Wyodrębnione dane:
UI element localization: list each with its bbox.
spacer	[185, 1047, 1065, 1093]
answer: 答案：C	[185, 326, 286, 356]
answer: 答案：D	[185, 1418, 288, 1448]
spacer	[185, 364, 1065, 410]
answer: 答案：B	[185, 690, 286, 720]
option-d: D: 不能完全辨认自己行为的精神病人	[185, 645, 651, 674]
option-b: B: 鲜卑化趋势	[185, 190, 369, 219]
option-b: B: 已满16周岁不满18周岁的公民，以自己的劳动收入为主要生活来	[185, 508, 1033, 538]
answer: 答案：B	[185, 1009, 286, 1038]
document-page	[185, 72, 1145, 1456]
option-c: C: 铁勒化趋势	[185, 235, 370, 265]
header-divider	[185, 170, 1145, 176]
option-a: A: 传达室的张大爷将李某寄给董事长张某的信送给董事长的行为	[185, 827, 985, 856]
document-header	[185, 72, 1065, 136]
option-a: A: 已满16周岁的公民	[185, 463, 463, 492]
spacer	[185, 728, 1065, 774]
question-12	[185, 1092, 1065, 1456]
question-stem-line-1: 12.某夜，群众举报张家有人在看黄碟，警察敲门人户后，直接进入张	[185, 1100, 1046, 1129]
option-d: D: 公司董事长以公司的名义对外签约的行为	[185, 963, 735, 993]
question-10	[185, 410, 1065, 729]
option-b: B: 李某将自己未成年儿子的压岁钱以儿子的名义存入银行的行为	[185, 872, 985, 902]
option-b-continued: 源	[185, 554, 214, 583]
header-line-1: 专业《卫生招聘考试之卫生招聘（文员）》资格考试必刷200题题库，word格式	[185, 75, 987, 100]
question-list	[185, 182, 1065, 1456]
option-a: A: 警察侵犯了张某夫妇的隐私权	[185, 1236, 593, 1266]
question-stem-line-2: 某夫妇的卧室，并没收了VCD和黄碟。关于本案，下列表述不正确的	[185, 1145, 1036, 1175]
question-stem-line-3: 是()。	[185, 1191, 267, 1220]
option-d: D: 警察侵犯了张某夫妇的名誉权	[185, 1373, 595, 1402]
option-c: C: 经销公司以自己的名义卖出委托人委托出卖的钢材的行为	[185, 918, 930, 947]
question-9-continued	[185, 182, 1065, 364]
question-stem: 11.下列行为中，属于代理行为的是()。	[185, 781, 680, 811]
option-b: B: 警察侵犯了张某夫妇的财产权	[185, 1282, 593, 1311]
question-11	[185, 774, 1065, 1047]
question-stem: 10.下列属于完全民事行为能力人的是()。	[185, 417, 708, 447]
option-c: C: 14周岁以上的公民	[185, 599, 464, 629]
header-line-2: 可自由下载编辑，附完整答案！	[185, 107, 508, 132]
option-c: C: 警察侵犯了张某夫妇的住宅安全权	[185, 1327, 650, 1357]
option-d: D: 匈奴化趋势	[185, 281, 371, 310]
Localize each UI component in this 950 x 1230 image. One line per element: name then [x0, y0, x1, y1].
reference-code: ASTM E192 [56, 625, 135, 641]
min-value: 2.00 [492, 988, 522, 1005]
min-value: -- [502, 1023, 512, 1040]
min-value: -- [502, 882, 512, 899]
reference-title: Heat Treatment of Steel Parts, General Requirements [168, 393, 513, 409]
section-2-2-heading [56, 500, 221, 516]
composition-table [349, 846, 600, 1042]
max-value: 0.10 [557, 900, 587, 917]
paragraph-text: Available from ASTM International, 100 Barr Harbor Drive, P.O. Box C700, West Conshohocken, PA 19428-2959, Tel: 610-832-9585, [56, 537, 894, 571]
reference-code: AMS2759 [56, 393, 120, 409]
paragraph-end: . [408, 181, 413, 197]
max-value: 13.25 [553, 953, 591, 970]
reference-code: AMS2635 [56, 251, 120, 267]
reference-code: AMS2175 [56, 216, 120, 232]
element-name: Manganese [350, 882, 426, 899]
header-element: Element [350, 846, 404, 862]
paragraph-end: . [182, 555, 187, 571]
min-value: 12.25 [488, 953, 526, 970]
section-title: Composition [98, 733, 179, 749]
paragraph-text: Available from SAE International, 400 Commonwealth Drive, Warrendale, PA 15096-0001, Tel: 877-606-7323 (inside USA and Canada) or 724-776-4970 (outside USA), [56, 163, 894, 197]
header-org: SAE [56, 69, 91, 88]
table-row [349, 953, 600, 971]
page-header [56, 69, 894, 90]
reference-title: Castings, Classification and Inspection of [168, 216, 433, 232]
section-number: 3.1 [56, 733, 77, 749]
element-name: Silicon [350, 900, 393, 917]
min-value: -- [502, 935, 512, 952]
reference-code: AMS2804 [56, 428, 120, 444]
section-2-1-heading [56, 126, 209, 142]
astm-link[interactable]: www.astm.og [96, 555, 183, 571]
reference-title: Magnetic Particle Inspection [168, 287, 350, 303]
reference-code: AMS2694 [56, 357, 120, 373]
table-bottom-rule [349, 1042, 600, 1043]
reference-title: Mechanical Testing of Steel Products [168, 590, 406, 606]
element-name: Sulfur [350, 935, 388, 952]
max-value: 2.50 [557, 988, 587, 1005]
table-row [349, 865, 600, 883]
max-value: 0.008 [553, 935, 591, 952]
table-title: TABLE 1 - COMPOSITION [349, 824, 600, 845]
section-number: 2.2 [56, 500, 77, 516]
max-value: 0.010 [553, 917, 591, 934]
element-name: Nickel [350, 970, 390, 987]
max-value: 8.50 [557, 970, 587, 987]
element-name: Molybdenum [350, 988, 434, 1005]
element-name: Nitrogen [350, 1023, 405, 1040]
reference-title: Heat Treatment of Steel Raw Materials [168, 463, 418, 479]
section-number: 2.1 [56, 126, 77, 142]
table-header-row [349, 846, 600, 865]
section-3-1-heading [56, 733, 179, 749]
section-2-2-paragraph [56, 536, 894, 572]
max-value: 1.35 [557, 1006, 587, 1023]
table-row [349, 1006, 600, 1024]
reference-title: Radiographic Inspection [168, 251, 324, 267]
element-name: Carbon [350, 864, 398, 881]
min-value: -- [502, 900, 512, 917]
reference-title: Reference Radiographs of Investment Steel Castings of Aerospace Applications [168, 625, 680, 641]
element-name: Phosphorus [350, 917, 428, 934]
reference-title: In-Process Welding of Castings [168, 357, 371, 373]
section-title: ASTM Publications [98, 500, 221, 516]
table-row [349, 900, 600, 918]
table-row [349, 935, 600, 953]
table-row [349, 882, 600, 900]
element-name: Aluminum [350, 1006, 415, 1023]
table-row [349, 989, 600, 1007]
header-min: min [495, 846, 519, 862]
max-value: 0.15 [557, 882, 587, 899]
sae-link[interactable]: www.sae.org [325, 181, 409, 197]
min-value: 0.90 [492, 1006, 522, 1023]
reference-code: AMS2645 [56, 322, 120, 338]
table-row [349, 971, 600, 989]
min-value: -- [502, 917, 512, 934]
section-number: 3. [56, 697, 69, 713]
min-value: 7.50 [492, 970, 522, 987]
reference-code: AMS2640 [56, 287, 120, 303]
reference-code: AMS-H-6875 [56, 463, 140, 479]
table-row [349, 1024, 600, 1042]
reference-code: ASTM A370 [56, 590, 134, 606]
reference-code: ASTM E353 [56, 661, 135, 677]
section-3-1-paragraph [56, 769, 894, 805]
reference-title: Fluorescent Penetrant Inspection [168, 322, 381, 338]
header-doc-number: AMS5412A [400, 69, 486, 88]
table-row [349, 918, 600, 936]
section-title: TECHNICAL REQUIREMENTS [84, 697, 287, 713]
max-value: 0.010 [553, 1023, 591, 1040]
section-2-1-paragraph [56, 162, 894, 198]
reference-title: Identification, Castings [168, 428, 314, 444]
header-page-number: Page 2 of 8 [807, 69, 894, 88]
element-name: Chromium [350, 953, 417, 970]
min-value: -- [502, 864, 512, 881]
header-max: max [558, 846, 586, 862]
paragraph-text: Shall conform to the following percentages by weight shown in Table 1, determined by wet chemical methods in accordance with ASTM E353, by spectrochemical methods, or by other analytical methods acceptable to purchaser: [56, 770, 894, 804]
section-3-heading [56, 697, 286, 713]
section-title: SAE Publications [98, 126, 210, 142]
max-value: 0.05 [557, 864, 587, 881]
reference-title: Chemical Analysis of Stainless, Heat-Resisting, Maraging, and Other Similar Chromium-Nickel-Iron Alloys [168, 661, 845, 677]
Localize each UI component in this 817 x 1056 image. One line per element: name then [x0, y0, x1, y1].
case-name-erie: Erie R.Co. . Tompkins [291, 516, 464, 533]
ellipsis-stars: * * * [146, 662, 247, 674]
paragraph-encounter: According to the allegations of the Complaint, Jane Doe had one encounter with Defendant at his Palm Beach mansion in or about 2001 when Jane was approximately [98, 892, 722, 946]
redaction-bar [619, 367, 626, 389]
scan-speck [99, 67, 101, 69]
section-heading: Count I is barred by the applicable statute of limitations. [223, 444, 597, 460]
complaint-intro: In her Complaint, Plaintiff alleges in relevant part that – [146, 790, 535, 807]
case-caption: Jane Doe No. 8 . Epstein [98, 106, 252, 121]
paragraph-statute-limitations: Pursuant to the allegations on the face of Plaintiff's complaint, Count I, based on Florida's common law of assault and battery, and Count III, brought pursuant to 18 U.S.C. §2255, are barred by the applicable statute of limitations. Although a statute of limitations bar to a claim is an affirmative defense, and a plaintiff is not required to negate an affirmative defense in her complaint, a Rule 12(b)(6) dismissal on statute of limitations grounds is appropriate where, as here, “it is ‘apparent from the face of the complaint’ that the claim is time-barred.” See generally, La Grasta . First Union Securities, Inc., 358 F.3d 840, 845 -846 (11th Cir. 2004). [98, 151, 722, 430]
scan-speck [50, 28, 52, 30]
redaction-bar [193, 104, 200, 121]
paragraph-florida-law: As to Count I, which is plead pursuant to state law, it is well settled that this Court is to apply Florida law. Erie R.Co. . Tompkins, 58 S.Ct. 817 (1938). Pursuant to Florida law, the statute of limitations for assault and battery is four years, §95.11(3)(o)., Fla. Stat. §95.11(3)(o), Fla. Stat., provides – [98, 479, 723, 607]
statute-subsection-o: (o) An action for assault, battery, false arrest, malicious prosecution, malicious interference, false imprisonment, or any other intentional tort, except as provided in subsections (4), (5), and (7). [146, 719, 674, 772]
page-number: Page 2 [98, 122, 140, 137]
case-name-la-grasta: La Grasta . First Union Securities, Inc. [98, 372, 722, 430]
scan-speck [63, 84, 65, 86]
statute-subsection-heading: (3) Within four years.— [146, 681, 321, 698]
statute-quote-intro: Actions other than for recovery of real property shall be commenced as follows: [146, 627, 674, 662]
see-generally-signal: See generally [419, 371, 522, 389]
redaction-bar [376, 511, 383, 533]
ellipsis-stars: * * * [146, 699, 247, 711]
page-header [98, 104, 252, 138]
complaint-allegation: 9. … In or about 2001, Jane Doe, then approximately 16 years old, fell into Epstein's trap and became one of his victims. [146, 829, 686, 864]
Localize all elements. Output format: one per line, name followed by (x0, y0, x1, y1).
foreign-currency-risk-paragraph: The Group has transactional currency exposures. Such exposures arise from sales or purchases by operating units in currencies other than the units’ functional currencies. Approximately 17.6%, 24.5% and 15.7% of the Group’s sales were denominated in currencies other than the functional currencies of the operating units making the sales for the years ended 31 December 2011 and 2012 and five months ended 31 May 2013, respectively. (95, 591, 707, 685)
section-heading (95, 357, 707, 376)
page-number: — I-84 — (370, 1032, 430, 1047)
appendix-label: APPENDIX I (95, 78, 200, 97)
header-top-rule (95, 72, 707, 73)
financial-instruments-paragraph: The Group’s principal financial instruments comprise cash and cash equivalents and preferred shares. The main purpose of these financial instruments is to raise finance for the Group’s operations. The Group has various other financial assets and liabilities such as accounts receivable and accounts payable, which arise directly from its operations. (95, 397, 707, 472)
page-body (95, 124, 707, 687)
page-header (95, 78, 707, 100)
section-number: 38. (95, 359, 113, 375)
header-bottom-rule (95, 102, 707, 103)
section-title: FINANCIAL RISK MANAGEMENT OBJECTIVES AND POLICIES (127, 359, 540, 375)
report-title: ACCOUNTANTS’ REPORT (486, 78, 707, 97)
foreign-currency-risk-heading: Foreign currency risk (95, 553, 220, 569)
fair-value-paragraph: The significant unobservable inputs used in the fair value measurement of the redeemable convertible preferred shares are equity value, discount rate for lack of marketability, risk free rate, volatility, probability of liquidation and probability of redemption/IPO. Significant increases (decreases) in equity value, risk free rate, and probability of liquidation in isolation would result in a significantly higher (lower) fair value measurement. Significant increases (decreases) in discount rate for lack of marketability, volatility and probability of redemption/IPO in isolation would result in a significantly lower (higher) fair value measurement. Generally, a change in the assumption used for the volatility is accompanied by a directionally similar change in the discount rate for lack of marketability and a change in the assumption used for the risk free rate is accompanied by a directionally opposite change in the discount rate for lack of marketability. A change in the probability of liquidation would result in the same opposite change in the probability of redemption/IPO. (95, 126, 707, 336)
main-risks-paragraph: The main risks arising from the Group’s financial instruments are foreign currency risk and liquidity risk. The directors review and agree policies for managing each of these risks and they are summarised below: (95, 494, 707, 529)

• Treść polecenia:
Podaj, ile wierszy danych zawiera ciąg „case”, przy czym wielkość liter ma znaczenie. Odpowiedz wyłącznie liczbą.

• Rozwiązanie zadania:
3